[Begin Task input]
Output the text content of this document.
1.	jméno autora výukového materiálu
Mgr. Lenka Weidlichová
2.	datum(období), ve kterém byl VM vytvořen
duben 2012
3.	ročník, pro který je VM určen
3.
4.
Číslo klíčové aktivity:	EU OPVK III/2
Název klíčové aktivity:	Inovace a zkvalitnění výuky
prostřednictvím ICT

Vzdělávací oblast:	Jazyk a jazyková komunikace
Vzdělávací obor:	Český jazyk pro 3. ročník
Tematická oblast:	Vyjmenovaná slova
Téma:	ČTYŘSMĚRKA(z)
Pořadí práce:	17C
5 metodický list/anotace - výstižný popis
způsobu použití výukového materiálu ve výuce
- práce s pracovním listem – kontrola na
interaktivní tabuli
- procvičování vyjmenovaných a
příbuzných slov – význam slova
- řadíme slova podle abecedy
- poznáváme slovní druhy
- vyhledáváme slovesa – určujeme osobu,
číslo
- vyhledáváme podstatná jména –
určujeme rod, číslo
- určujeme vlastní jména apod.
[End Task input]
The task
Retype the material in full. Each word must match.

Task result
Output the text content of this document.
1.	jméno autora výukového materiálu
Mgr. Lenka Weidlichová
2.	datum(období), ve kterém byl VM vytvořen
duben 2012
3.	ročník, pro který je VM určen
3.
4.
Číslo klíčové aktivity:	EU OPVK III/2
Název klíčové aktivity:	Inovace a zkvalitnění výuky
prostřednictvím ICT

Vzdělávací oblast:	Jazyk a jazyková komunikace
Vzdělávací obor:	Český jazyk pro 3. ročník
Tematická oblast:	Vyjmenovaná slova
Téma:	ČTYŘSMĚRKA(z)
Pořadí práce:	17C
5 metodický list/anotace - výstižný popis
způsobu použití výukového materiálu ve výuce
- práce s pracovním listem – kontrola na
interaktivní tabuli
- procvičování vyjmenovaných a
příbuzných slov – význam slova
- řadíme slova podle abecedy
- poznáváme slovní druhy
- vyhledáváme slovesa – určujeme osobu,
číslo
- vyhledáváme podstatná jména –
určujeme rod, číslo
- určujeme vlastní jména apod.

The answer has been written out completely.